Task details –
Return all lines that include the string "Passport".

Data to use –

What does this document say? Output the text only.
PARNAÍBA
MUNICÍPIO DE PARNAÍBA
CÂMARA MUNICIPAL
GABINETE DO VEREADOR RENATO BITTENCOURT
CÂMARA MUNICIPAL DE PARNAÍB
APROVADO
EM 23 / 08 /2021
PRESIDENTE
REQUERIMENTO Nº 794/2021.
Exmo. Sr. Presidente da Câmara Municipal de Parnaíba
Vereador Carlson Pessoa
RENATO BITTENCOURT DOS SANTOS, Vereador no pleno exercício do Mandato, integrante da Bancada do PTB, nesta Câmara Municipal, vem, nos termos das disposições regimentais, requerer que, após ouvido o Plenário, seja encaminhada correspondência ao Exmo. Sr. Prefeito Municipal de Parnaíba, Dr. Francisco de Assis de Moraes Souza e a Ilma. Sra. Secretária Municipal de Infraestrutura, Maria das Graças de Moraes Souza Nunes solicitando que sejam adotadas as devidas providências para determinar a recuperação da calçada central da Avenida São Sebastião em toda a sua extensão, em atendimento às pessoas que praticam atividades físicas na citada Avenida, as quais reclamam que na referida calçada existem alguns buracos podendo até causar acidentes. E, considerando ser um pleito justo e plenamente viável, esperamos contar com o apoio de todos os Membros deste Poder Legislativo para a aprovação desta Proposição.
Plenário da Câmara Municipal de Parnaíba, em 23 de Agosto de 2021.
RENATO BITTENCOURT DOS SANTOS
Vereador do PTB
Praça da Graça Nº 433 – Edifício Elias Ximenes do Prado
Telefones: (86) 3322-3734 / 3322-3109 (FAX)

---

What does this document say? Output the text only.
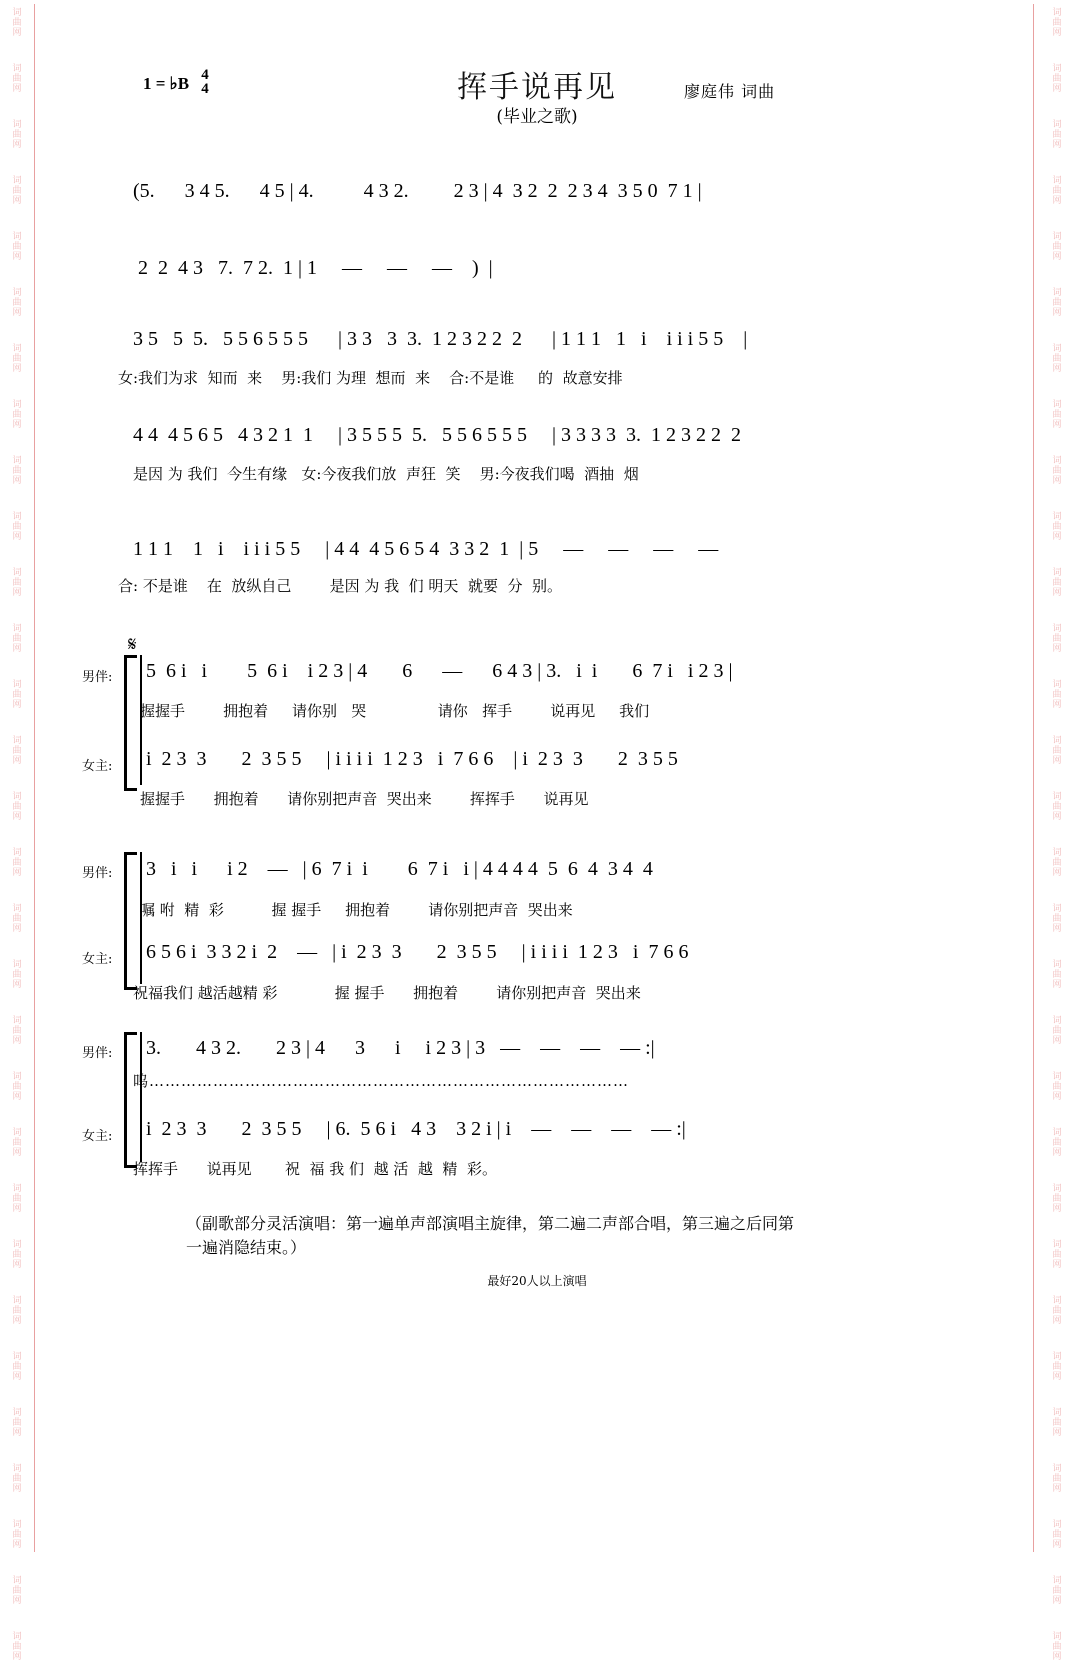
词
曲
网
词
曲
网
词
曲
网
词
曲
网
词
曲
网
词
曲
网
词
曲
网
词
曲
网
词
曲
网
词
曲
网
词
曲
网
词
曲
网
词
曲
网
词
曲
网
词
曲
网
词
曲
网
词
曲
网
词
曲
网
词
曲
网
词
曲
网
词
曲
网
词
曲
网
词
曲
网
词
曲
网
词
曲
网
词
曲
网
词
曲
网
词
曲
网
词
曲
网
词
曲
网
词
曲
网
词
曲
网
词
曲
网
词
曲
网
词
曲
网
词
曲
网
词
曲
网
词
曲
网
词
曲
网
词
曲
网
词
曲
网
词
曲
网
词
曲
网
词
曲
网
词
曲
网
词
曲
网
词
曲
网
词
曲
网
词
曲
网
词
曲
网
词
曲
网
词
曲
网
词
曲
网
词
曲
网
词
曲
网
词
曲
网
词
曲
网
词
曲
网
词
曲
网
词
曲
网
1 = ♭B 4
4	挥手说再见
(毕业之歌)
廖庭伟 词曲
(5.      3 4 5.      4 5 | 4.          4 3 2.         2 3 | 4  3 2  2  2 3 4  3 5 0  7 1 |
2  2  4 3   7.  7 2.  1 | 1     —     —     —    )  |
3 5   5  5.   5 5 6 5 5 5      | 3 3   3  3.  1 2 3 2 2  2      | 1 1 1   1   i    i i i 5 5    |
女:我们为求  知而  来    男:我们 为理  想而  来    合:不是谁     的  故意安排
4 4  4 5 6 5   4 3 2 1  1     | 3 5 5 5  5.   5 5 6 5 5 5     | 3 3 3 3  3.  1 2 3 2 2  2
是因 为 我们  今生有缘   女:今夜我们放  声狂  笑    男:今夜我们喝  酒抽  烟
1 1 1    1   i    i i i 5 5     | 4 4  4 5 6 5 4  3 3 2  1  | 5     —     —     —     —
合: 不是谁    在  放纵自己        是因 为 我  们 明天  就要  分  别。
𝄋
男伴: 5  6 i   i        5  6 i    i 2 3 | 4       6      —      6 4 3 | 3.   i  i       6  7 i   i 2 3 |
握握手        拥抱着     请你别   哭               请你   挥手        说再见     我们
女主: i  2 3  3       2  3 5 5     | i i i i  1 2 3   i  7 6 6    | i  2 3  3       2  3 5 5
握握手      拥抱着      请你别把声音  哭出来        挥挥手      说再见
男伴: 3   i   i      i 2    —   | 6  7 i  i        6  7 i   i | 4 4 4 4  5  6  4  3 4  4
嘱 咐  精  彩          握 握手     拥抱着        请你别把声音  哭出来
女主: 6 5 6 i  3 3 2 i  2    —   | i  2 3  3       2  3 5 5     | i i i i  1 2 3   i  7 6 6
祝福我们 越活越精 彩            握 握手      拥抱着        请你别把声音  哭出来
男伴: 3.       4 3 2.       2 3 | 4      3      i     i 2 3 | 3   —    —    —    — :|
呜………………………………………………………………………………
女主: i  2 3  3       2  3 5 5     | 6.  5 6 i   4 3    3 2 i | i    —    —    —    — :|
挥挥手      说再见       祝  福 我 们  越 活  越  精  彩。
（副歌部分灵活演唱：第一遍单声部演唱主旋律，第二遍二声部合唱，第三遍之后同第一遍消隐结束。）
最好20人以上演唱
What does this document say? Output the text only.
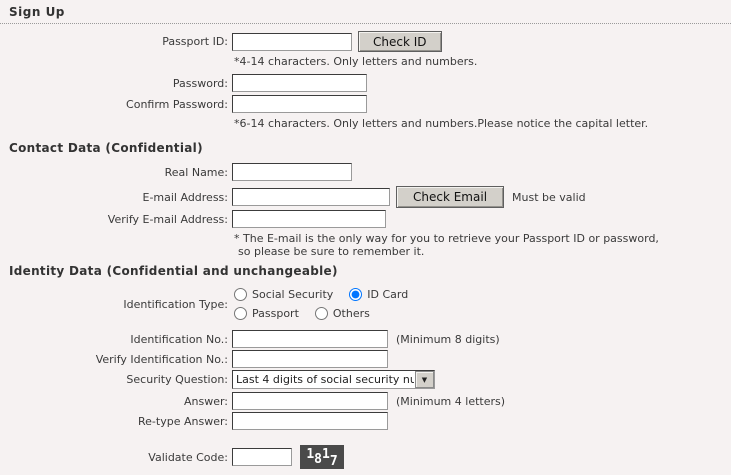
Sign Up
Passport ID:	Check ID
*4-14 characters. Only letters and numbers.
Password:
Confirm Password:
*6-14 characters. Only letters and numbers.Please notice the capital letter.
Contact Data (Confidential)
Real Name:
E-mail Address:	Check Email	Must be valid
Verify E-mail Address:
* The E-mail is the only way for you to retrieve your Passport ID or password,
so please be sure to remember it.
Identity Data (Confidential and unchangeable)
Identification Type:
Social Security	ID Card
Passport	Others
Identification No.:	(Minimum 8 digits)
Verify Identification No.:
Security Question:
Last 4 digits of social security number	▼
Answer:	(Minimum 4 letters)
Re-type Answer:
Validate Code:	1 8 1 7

==

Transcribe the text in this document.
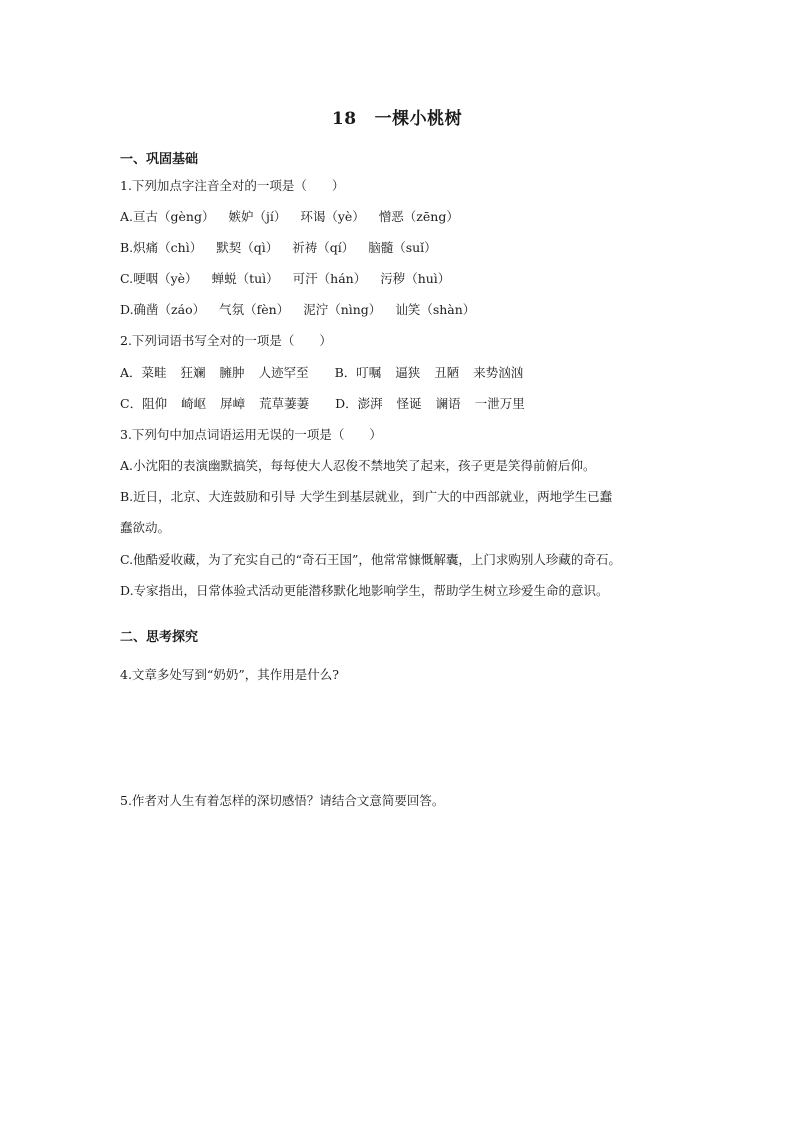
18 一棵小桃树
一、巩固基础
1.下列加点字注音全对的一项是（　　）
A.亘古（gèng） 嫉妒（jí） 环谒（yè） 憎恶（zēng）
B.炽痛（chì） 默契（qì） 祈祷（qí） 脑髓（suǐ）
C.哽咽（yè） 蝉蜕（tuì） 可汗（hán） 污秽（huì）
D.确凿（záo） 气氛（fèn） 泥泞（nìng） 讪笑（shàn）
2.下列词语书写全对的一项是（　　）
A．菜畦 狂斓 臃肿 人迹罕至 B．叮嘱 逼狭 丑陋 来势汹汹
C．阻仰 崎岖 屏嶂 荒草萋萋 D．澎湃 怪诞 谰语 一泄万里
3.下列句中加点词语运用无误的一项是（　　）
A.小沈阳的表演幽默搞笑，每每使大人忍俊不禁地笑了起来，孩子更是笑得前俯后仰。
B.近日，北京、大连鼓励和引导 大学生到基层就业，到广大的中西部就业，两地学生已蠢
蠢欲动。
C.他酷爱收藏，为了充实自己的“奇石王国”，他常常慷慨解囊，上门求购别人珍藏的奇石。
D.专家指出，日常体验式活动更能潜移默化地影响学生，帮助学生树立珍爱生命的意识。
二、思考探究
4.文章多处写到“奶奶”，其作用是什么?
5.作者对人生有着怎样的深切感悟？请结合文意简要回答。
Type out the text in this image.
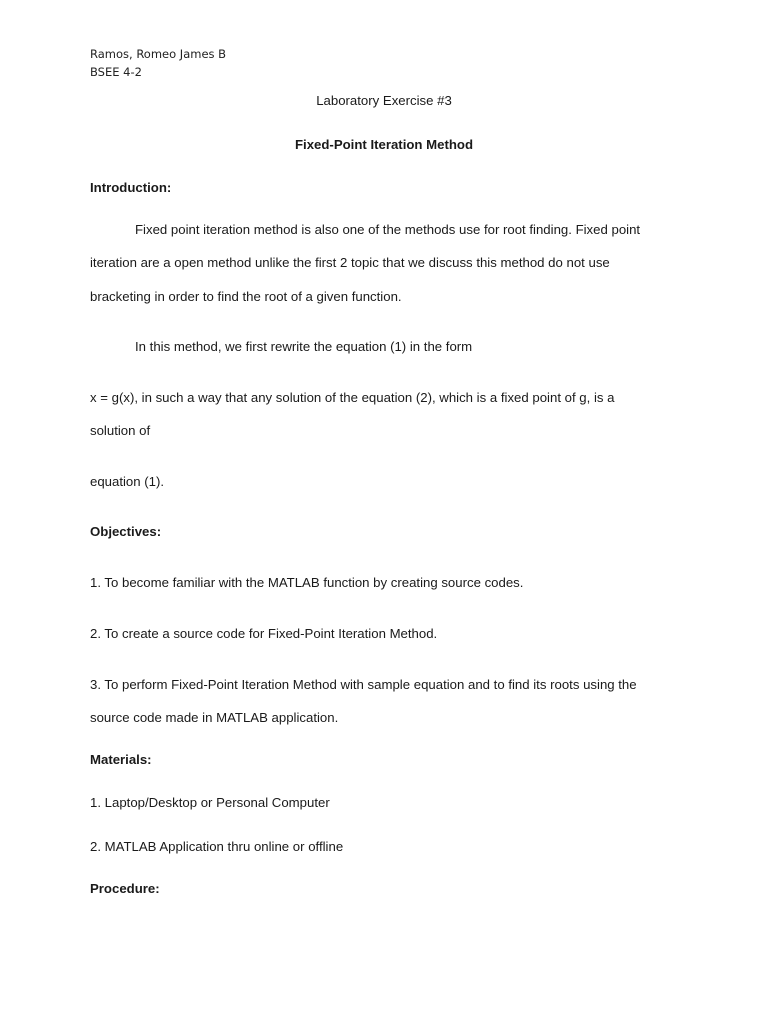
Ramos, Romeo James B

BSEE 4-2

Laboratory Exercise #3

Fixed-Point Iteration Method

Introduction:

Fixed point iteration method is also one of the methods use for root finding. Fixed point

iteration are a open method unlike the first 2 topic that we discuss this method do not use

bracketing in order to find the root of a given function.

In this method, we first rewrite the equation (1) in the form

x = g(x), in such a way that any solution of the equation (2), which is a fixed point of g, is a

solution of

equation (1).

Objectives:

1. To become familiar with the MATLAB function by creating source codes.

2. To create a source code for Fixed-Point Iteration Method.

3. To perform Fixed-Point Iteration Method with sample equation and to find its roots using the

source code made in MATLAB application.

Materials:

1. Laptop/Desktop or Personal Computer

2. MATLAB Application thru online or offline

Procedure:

Answer for this exercise –
Passport ID:	Check ID
* The E-mail is the only way for you to retrieve your Passport ID or password,
Passport	Others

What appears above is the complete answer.